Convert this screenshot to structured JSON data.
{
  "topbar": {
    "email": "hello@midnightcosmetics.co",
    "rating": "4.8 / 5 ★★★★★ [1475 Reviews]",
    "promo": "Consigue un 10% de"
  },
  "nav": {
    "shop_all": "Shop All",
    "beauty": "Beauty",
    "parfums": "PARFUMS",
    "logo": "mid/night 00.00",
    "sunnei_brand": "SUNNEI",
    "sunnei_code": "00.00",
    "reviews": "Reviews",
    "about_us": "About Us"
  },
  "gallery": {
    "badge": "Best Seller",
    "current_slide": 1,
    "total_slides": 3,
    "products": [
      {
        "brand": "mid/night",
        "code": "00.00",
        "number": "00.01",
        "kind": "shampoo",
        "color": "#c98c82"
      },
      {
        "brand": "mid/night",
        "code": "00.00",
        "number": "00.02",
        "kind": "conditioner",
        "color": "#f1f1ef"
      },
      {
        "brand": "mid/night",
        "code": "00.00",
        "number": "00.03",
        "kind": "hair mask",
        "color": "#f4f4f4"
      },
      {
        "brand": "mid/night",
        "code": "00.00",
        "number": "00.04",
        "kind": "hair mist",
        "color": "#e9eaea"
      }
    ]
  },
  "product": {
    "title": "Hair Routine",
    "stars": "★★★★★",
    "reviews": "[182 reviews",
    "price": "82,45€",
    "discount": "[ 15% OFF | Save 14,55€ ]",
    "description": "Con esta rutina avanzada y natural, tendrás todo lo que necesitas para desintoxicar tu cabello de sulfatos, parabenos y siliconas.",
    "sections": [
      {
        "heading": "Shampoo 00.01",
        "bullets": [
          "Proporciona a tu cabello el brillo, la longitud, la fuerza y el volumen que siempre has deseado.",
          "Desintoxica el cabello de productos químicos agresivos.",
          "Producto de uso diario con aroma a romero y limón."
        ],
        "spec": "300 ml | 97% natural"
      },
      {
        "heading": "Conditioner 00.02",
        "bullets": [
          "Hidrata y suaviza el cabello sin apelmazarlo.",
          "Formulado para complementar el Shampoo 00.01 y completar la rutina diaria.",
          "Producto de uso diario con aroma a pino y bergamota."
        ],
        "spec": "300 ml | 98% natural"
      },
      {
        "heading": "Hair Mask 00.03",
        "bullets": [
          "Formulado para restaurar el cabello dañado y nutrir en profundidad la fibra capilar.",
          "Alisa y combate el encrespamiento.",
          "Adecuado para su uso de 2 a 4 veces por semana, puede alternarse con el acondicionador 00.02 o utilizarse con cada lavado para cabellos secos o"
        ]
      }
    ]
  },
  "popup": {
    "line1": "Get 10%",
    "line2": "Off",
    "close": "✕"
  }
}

■ ■ ■ ■

--- THE PROBLEM ---
Search the data above for the word "color", then gather each line in which it appears.

--- SOLUTION TO THE EXERCISE ---
        "color": "#c98c82"
        "color": "#f1f1ef"
        "color": "#f4f4f4"
        "color": "#e9eaea"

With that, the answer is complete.